▸ Objective
Lines containing the string "forwarded" are to be counted. Write only how many there are.

▸ Task material
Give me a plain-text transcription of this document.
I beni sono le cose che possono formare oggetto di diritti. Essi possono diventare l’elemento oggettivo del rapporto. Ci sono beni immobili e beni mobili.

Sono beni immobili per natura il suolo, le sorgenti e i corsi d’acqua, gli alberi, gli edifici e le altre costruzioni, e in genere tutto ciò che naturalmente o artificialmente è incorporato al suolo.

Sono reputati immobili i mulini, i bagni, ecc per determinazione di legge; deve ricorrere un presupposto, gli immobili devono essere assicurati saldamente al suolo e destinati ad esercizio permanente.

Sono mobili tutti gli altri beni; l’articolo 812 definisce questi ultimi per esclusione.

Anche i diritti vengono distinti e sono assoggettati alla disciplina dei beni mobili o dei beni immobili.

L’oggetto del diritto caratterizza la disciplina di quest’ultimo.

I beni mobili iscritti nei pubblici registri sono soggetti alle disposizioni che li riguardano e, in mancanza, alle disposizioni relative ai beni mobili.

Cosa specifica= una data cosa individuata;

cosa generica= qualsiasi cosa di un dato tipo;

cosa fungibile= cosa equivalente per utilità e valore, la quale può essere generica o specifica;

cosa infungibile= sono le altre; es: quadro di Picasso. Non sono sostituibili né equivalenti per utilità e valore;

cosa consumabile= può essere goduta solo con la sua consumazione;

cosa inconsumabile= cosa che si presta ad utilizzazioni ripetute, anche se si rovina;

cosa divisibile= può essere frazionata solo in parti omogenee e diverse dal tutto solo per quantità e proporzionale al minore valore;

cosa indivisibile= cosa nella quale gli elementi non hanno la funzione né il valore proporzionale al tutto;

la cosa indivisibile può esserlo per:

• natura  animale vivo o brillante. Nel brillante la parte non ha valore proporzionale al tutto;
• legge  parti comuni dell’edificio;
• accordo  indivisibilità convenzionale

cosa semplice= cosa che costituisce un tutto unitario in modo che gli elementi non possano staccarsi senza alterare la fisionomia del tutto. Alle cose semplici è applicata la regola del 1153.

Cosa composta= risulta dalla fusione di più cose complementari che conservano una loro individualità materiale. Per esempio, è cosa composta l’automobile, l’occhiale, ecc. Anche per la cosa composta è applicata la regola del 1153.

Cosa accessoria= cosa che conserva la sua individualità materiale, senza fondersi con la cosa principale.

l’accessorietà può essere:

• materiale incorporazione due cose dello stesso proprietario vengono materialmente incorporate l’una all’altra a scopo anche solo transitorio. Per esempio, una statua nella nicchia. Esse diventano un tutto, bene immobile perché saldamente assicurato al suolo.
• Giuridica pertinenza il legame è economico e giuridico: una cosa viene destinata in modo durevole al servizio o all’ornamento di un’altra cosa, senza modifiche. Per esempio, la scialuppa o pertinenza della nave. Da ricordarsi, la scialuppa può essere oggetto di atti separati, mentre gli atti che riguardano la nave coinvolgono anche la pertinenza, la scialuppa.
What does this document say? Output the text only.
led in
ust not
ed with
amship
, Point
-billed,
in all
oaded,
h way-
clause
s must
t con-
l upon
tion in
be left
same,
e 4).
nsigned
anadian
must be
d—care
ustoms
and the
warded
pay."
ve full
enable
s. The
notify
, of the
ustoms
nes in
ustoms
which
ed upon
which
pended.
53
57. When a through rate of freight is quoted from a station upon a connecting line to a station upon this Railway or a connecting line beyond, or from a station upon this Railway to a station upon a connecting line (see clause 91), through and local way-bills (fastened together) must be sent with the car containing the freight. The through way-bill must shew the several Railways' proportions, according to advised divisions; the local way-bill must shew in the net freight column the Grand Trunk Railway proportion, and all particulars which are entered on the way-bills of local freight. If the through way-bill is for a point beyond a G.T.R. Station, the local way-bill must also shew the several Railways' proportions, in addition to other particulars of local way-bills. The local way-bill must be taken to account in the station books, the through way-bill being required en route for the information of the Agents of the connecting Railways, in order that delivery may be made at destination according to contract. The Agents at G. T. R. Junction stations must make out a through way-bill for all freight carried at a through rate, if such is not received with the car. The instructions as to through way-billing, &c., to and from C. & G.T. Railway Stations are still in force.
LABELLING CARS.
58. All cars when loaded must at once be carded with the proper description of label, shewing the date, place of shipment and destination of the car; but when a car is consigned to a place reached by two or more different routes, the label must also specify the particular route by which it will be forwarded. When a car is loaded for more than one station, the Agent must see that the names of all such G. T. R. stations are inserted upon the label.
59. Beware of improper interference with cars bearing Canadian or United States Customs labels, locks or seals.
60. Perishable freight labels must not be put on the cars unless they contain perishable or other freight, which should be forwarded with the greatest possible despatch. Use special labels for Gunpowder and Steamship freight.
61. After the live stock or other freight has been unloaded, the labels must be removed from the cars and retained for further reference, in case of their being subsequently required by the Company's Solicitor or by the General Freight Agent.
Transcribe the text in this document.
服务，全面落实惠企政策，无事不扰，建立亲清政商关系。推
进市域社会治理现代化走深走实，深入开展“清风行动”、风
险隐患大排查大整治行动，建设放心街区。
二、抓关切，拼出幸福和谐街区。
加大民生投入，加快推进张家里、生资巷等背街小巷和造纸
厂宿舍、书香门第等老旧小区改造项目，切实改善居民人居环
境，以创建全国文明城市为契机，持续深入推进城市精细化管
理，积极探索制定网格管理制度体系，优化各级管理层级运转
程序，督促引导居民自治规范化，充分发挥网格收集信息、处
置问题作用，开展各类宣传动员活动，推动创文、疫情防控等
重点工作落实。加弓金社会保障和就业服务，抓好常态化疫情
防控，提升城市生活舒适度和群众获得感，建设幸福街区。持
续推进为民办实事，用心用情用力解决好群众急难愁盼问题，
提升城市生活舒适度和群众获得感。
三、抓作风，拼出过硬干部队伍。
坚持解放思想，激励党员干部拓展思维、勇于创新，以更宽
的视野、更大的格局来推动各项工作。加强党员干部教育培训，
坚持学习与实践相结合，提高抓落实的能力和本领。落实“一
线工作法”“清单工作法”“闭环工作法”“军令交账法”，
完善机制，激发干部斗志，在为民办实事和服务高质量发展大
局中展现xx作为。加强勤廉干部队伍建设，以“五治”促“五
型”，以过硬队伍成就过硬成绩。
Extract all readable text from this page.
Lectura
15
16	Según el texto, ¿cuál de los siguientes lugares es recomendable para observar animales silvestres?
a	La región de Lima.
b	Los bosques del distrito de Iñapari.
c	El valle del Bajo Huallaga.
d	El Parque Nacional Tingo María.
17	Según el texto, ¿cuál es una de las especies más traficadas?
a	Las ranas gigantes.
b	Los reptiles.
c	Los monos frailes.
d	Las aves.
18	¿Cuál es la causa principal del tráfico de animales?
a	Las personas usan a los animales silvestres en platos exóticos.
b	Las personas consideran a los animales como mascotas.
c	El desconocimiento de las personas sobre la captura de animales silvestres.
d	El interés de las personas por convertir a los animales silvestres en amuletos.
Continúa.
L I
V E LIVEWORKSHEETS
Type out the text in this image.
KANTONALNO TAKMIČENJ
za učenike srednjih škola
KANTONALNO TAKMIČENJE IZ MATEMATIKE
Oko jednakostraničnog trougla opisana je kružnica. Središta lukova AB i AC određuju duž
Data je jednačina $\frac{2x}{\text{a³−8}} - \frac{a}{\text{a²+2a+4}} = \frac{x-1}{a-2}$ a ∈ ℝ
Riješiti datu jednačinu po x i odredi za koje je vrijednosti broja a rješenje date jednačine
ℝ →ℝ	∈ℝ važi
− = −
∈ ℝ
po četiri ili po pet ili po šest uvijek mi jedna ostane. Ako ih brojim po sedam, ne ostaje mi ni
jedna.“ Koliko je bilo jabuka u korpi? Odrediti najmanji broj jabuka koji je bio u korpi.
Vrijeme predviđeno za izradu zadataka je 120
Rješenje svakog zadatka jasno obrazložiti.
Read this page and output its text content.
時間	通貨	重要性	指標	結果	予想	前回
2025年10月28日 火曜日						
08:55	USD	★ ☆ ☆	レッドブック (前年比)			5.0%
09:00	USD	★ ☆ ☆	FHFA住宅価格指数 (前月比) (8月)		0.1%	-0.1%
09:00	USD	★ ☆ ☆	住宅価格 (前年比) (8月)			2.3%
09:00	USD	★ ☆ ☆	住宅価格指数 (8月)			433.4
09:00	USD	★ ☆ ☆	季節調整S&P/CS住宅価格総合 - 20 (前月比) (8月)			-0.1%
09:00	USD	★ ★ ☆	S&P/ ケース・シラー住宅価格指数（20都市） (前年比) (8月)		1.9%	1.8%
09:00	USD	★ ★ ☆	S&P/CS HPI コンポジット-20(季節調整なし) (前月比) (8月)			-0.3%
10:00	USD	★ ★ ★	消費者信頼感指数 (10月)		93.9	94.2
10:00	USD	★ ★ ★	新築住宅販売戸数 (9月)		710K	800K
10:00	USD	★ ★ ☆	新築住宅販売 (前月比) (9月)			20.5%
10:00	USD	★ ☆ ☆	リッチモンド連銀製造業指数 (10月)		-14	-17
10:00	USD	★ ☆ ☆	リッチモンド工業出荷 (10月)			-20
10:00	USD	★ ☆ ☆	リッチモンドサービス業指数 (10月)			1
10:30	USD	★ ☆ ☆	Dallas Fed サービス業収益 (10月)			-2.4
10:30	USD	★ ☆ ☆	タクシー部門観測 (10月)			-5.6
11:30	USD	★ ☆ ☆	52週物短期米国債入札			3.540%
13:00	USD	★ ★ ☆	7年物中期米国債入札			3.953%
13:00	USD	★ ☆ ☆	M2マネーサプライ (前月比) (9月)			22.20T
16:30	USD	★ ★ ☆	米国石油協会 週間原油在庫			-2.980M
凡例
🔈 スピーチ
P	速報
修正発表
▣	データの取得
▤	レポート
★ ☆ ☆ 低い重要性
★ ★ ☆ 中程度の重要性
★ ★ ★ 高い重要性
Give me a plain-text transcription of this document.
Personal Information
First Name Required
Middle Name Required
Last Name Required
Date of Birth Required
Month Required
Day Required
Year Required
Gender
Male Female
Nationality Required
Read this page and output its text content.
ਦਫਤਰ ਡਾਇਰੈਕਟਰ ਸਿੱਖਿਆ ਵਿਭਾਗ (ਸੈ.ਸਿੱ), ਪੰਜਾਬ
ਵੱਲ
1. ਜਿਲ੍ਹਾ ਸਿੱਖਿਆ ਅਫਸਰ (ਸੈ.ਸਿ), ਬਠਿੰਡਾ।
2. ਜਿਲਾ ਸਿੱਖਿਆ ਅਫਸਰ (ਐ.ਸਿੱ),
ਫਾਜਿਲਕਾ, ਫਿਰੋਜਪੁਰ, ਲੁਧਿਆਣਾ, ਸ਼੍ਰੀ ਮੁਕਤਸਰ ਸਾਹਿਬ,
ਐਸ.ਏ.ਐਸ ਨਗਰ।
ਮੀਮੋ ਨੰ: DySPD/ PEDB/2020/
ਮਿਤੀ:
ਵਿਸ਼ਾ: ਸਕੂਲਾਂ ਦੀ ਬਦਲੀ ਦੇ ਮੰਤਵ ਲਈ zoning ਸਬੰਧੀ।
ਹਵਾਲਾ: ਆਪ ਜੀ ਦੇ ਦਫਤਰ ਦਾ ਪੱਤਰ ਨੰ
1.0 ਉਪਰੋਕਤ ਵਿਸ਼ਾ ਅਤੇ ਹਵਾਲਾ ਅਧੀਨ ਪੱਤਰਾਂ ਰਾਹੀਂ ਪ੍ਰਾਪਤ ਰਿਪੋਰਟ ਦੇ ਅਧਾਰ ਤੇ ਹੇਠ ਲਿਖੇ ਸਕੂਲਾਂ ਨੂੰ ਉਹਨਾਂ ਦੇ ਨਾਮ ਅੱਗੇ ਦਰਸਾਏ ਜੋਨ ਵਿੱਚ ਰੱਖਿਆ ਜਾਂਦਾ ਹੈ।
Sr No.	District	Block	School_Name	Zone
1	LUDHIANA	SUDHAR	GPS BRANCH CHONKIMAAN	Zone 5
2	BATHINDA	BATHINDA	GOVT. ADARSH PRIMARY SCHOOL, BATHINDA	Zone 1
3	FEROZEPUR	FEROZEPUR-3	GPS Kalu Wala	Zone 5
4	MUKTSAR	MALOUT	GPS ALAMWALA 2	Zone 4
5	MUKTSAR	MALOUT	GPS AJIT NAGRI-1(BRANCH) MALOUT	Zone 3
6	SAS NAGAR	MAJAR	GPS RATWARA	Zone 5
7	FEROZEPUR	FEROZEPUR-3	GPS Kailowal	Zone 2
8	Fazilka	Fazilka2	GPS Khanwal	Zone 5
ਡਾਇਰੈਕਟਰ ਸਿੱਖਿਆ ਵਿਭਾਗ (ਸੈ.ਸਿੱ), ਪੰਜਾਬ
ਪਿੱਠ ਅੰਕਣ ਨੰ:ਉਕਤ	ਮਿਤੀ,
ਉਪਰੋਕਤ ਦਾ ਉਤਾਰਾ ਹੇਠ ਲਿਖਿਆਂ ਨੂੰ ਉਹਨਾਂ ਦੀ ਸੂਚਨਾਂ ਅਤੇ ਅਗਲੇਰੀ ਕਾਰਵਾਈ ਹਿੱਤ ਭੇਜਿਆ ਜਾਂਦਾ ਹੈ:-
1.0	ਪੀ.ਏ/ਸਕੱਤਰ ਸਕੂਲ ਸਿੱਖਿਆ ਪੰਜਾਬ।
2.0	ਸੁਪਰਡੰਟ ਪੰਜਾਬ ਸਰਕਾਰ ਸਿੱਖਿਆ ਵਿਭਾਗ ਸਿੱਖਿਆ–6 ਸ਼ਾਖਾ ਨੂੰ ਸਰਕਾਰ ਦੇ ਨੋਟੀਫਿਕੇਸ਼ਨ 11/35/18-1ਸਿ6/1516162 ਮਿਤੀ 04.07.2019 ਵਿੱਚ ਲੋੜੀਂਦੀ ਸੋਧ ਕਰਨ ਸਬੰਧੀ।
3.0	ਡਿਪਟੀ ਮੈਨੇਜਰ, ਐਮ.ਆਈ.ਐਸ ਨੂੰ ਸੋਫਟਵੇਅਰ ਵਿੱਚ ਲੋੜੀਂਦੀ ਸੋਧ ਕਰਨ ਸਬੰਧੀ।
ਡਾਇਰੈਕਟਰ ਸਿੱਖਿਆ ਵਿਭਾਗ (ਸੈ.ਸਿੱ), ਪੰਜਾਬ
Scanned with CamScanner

▸ Correct answer
2